SHORT TASK:
Select the lines below containing the word "方向与足球原来的运动方向相同".

MATERIAL FOR THIS TASK:
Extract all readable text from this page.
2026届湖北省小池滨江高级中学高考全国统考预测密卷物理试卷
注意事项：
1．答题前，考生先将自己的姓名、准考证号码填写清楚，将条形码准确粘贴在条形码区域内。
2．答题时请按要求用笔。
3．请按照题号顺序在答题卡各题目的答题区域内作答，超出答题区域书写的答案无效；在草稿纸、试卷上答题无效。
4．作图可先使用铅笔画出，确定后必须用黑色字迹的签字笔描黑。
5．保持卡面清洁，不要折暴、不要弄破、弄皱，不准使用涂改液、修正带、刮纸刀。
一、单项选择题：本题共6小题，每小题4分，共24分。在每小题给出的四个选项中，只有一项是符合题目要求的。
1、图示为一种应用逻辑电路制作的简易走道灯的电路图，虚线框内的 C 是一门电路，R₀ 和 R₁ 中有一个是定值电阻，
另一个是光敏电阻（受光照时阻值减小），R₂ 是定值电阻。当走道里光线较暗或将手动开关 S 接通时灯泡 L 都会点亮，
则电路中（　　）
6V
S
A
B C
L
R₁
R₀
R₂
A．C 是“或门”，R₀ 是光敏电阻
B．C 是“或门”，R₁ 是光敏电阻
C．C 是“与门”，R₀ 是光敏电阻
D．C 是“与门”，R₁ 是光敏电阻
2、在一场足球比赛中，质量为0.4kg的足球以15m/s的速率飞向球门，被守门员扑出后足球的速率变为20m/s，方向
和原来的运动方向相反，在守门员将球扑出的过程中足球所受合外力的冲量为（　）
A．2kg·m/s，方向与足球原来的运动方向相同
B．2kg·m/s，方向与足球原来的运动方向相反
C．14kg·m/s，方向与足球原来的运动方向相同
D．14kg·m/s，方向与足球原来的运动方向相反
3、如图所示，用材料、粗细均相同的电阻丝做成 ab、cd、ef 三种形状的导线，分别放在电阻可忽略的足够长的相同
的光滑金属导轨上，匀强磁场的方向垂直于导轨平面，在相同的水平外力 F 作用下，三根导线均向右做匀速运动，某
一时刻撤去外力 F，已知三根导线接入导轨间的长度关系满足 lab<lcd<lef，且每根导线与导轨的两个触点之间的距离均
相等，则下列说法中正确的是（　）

TASK OUTPUT:
A．2kg·m/s，方向与足球原来的运动方向相同
C．14kg·m/s，方向与足球原来的运动方向相同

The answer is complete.